[Stored records]
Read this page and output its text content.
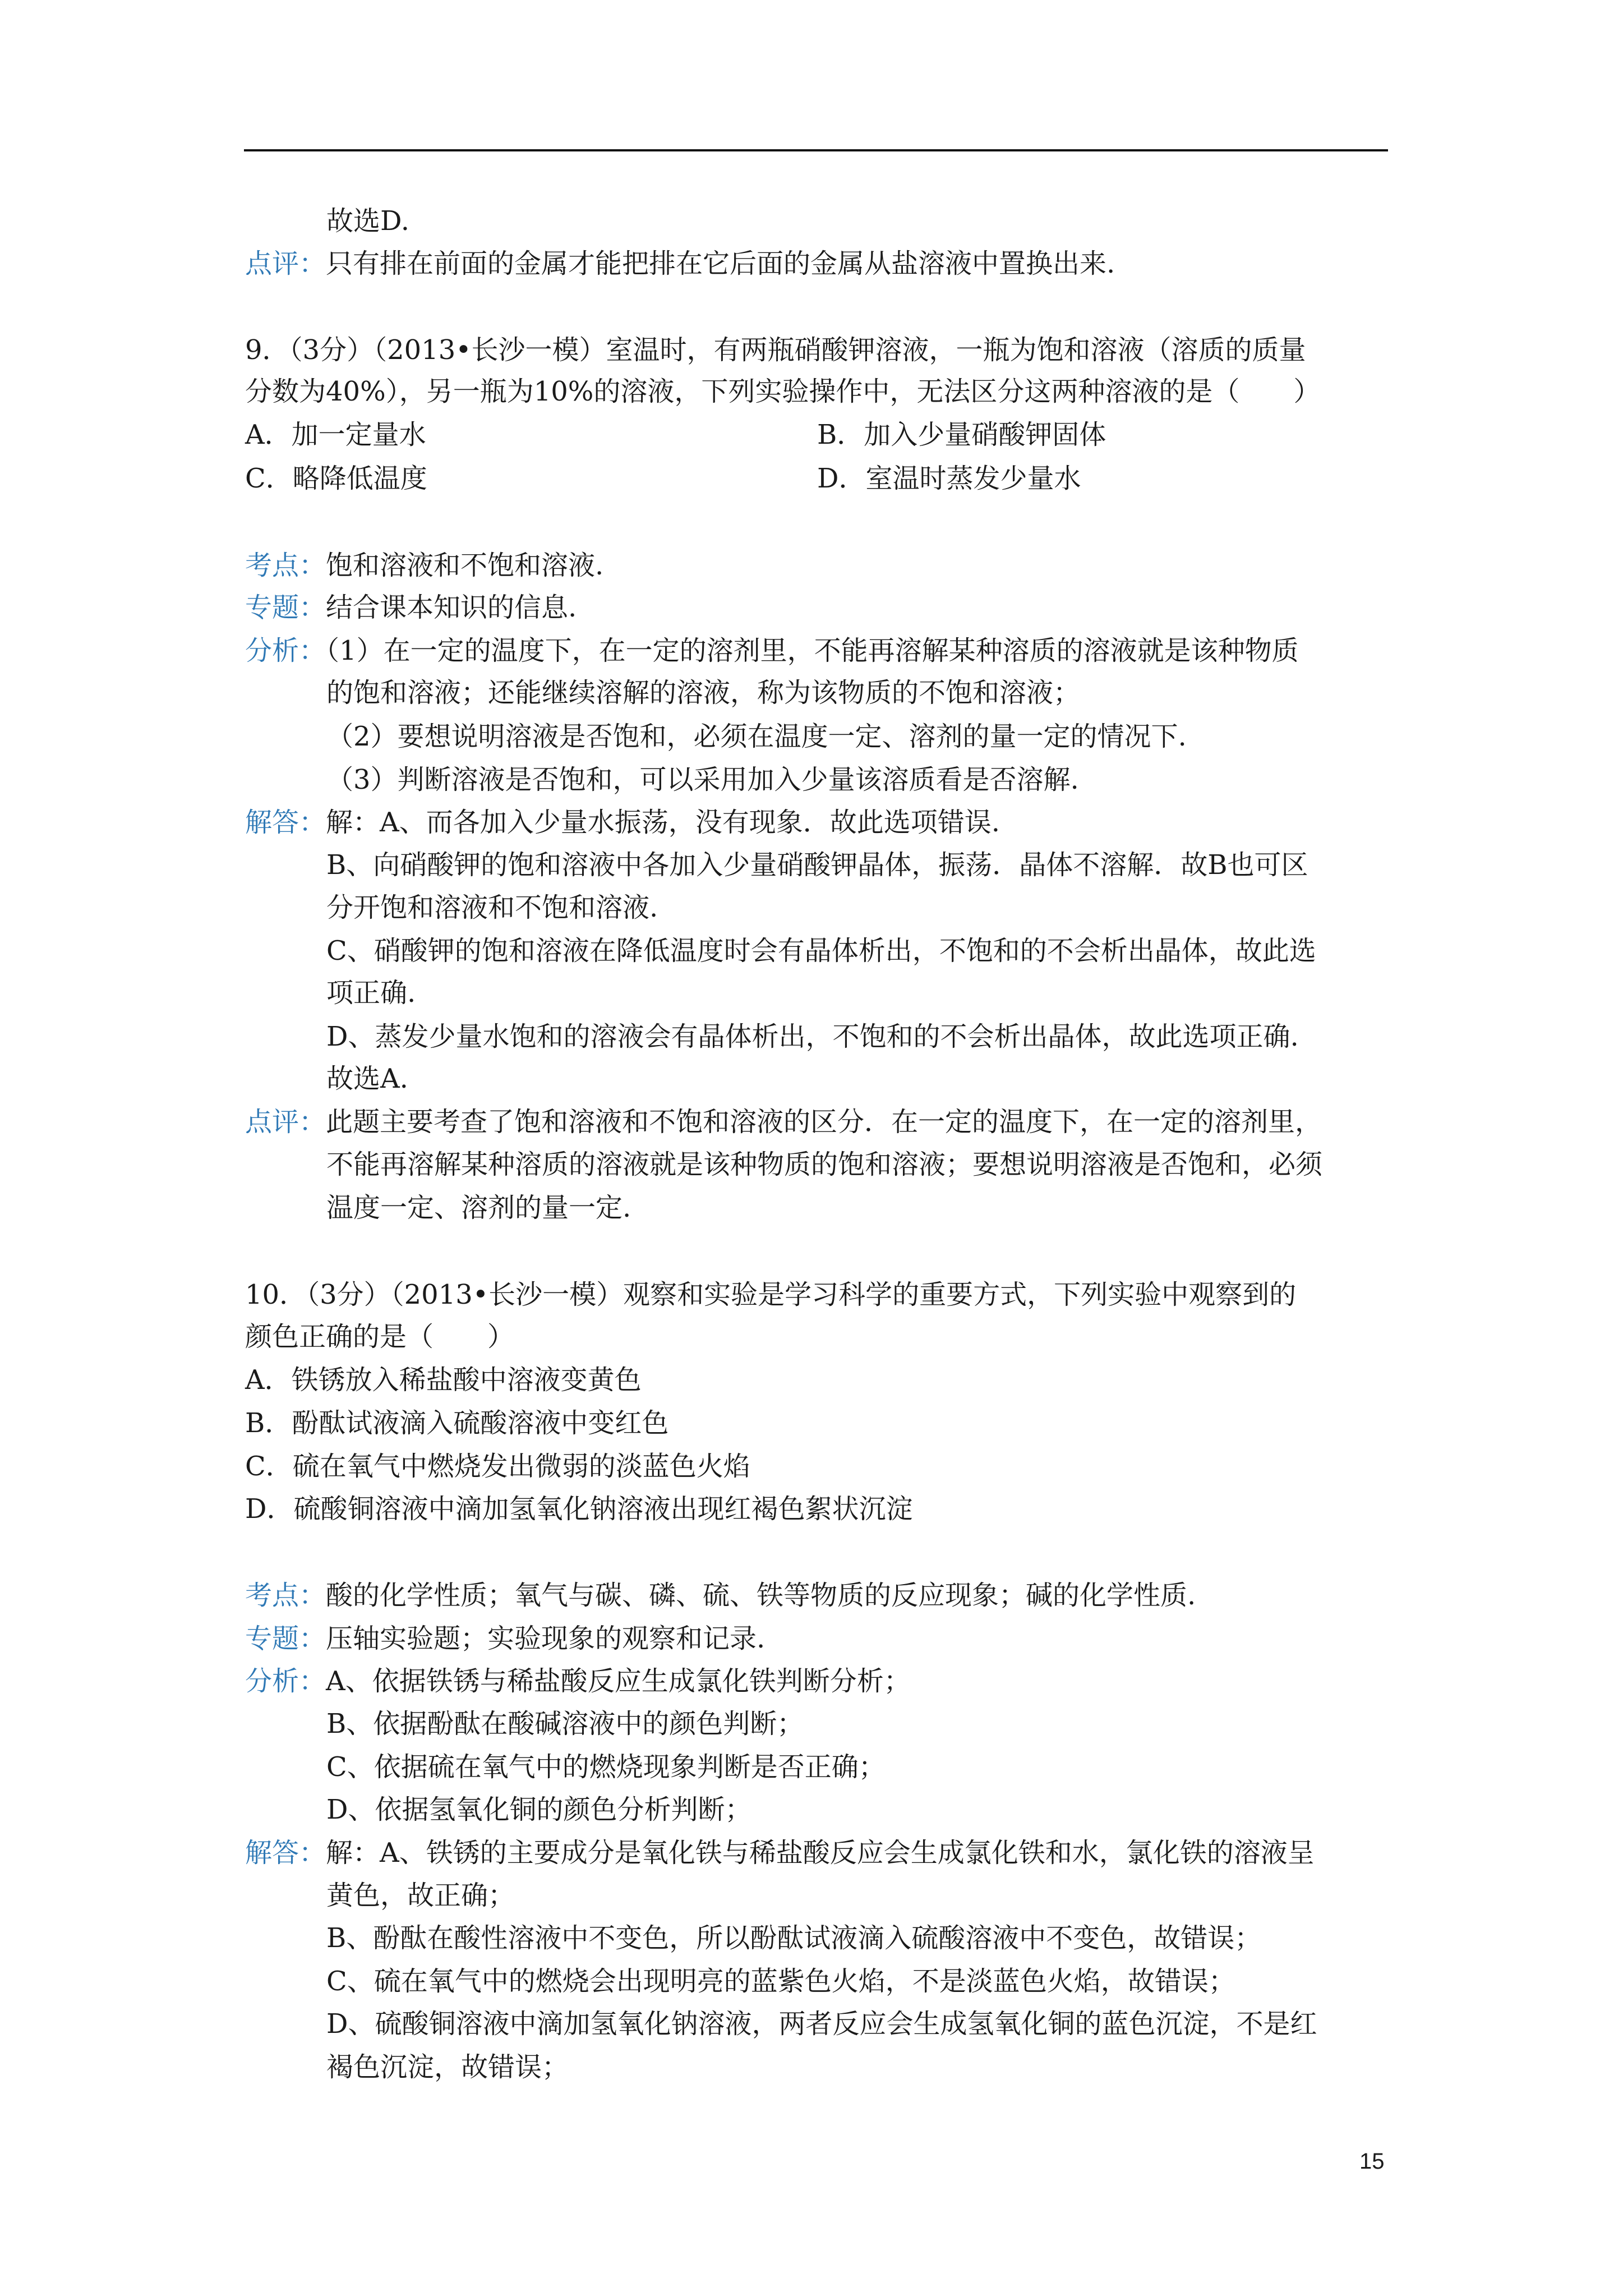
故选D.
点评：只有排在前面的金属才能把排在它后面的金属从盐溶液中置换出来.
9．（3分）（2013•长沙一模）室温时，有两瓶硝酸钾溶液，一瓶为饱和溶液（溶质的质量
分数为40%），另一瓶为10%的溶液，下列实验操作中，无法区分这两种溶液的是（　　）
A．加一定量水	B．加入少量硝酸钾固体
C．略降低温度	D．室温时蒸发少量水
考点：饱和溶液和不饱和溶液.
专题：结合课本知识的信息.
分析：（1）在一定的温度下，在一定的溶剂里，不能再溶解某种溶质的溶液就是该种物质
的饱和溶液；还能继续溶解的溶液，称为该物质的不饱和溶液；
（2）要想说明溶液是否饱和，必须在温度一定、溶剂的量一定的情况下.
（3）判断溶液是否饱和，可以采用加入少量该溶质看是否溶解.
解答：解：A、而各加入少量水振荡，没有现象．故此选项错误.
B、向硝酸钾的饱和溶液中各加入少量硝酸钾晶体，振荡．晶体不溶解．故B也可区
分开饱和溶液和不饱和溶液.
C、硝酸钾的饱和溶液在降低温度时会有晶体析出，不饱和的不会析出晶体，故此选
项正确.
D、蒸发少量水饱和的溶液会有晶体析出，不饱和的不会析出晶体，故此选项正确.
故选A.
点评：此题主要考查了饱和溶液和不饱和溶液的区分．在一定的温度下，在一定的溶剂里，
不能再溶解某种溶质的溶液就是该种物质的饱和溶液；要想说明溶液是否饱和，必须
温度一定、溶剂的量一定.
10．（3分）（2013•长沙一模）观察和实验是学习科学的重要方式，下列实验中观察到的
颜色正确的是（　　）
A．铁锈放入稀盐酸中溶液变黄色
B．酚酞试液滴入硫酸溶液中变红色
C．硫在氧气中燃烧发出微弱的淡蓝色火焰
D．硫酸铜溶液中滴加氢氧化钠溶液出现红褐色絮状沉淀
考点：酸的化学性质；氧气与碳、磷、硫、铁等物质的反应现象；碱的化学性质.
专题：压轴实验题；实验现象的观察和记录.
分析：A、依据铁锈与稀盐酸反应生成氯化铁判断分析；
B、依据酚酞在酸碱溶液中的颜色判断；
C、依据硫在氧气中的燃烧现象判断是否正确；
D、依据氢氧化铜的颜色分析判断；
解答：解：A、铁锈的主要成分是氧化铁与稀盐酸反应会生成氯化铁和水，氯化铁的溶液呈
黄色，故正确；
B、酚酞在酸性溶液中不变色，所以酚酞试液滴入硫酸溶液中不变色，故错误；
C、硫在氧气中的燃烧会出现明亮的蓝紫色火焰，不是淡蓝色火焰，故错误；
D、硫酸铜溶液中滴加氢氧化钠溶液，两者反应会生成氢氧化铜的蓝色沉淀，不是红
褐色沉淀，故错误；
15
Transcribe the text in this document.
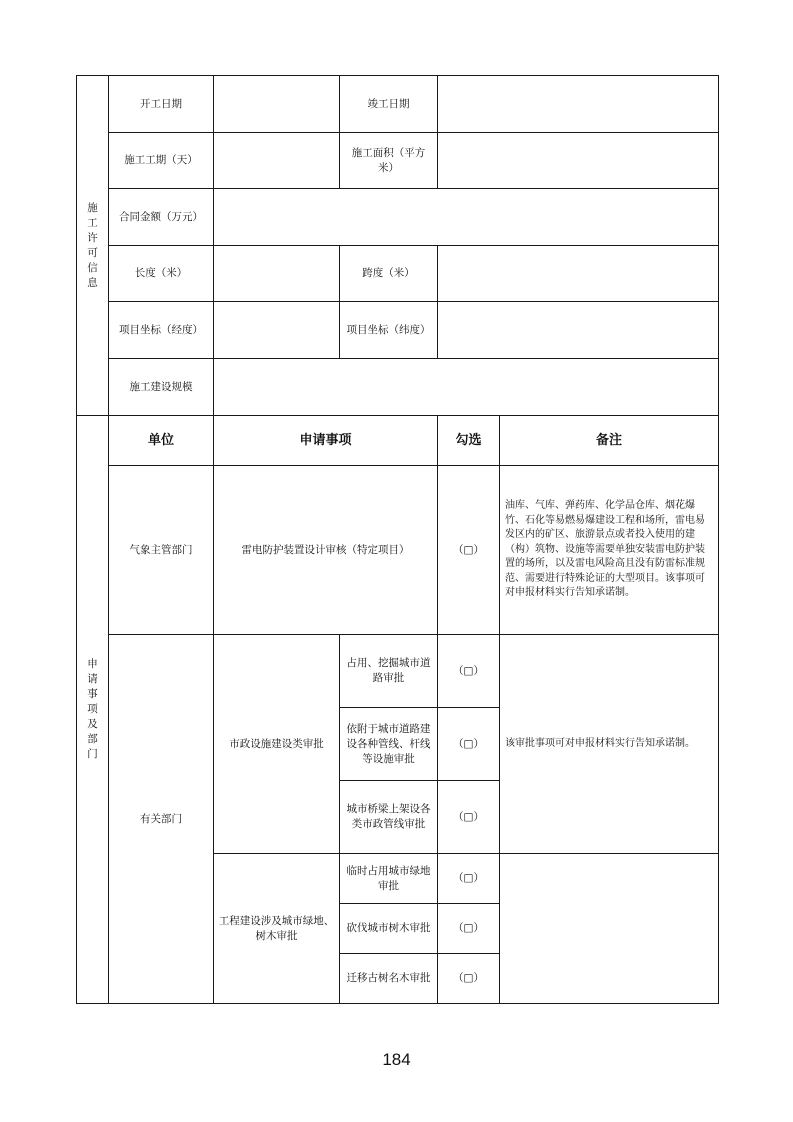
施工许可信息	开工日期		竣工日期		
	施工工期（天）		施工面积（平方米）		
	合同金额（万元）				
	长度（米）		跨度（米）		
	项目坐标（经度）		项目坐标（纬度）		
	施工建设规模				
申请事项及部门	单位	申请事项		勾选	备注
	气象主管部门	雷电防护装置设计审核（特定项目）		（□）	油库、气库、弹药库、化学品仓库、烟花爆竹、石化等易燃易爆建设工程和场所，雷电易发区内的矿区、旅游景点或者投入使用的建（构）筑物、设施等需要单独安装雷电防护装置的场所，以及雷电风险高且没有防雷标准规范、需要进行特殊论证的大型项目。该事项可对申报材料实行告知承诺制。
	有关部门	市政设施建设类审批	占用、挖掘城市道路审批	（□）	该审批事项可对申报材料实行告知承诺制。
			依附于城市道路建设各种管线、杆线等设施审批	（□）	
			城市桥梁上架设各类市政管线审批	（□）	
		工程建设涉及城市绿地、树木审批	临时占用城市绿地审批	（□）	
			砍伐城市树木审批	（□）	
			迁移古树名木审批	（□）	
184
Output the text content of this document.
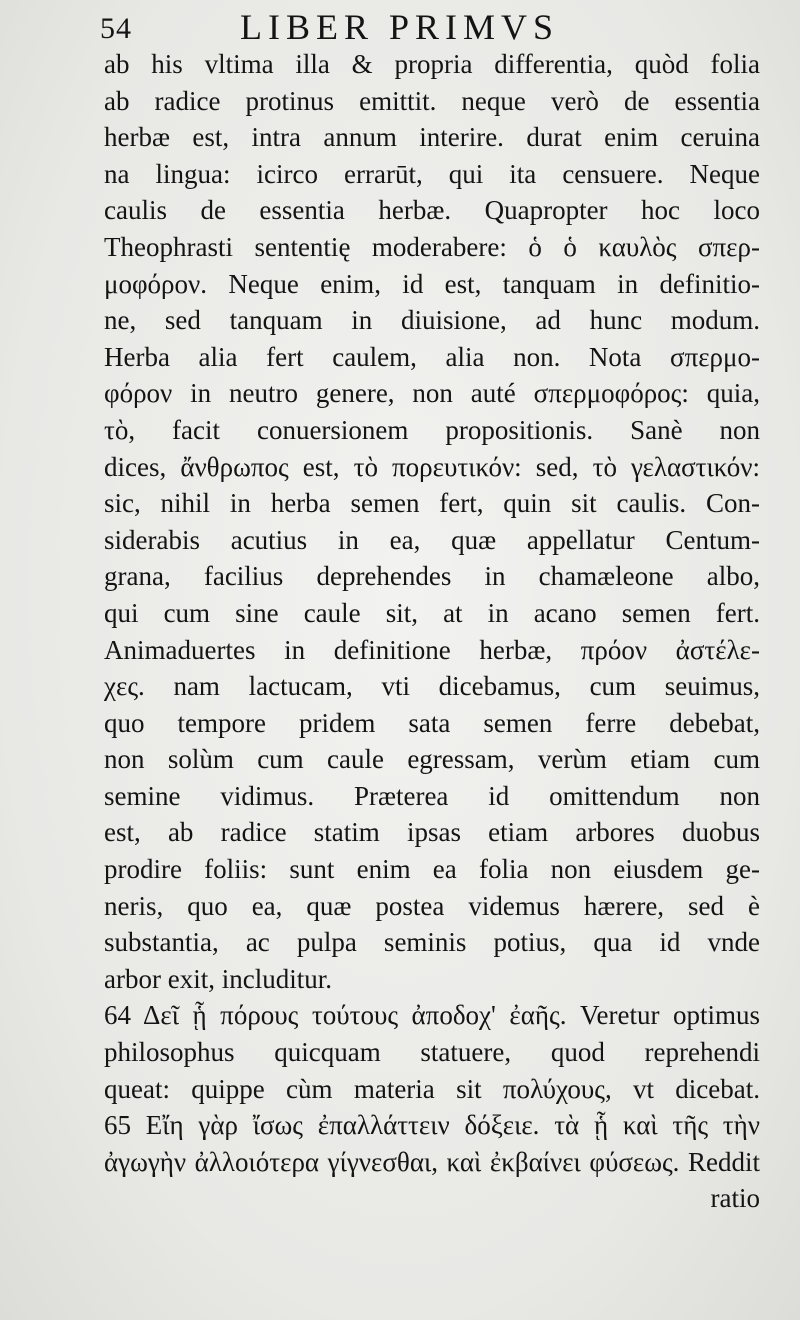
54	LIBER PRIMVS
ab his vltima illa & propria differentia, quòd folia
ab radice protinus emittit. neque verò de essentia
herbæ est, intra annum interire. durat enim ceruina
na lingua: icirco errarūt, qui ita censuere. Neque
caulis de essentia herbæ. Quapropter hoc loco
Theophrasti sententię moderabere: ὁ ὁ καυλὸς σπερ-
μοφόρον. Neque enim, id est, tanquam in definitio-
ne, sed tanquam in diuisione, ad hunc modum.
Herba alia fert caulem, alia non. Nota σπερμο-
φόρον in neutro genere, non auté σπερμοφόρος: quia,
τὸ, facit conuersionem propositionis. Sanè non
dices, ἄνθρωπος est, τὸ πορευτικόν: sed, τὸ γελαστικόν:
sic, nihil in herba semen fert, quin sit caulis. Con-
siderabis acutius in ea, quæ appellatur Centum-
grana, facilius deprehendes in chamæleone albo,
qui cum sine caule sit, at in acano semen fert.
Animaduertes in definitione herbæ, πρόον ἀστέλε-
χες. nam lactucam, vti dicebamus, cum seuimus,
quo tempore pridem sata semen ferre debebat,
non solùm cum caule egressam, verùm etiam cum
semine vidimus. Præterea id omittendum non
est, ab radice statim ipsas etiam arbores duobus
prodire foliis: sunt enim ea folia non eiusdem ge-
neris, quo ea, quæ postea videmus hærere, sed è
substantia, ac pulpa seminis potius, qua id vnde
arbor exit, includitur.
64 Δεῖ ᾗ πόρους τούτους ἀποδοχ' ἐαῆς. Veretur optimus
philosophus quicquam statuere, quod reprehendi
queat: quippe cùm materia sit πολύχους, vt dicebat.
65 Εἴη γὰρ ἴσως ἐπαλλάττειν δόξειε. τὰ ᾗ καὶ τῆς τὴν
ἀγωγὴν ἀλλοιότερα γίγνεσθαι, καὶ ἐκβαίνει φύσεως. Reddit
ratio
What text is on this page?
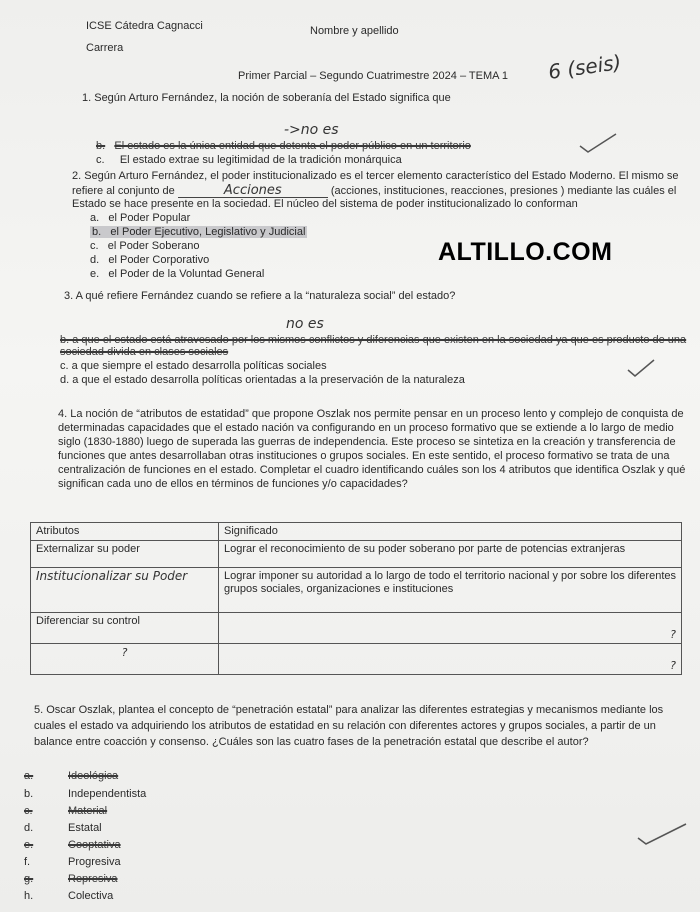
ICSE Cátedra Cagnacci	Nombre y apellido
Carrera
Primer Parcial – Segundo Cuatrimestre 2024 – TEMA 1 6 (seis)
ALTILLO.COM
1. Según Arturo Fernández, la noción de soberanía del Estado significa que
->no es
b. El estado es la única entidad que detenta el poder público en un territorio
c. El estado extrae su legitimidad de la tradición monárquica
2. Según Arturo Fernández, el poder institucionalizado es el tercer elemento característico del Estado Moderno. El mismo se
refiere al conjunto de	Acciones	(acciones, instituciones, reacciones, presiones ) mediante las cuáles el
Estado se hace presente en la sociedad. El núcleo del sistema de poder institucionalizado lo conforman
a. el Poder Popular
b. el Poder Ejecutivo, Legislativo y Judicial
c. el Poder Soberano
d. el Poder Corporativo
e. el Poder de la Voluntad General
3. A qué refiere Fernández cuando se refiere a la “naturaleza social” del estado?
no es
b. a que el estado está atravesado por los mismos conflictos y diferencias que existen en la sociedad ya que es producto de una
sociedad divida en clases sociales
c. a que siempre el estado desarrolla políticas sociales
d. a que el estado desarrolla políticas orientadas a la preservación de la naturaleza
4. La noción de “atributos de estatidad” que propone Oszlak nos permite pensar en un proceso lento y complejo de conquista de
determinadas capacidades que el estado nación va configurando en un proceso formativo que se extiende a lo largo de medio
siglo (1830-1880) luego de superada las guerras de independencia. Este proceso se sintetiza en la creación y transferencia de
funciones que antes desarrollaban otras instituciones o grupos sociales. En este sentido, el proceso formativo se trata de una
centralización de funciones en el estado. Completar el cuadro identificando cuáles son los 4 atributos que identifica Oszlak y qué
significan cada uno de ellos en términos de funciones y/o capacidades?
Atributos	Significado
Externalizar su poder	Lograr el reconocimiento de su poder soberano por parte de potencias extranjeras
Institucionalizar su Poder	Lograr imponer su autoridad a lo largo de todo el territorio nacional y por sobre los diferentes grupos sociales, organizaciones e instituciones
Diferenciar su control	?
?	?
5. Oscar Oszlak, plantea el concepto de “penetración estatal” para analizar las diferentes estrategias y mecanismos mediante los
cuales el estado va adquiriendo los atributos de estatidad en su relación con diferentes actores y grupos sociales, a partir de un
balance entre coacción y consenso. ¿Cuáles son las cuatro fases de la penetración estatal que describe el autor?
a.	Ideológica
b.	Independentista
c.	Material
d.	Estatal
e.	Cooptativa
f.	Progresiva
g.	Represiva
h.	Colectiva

Exercise brief:
Say the number of lines in the records above that include the string "políticas", and no more.

Response to this exercise:
2